Output the data below in full, character for character.

— Begin DATA ENTRIES —

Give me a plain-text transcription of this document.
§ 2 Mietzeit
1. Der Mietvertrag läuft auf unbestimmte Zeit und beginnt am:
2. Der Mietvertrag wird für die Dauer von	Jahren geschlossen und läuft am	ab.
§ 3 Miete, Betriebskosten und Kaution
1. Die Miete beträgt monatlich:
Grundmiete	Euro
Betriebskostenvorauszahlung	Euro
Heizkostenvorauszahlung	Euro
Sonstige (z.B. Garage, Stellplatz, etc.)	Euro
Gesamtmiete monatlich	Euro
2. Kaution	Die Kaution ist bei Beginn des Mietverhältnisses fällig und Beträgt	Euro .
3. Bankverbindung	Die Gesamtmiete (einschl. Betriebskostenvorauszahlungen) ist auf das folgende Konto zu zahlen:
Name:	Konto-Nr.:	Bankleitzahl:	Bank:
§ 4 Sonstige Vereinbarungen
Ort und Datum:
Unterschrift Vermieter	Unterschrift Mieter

— End DATA ENTRIES —

→ EXERCISE SOLUTION
Give me a plain-text transcription of this document.
§ 2 Mietzeit
1. Der Mietvertrag läuft auf unbestimmte Zeit und beginnt am:
2. Der Mietvertrag wird für die Dauer von	Jahren geschlossen und läuft am	ab.
§ 3 Miete, Betriebskosten und Kaution
1. Die Miete beträgt monatlich:
Grundmiete	Euro
Betriebskostenvorauszahlung	Euro
Heizkostenvorauszahlung	Euro
Sonstige (z.B. Garage, Stellplatz, etc.)	Euro
Gesamtmiete monatlich	Euro
2. Kaution	Die Kaution ist bei Beginn des Mietverhältnisses fällig und Beträgt	Euro .
3. Bankverbindung	Die Gesamtmiete (einschl. Betriebskostenvorauszahlungen) ist auf das folgende Konto zu zahlen:
Name:	Konto-Nr.:	Bankleitzahl:	Bank:
§ 4 Sonstige Vereinbarungen
Ort und Datum:
Unterschrift Vermieter	Unterschrift Mieter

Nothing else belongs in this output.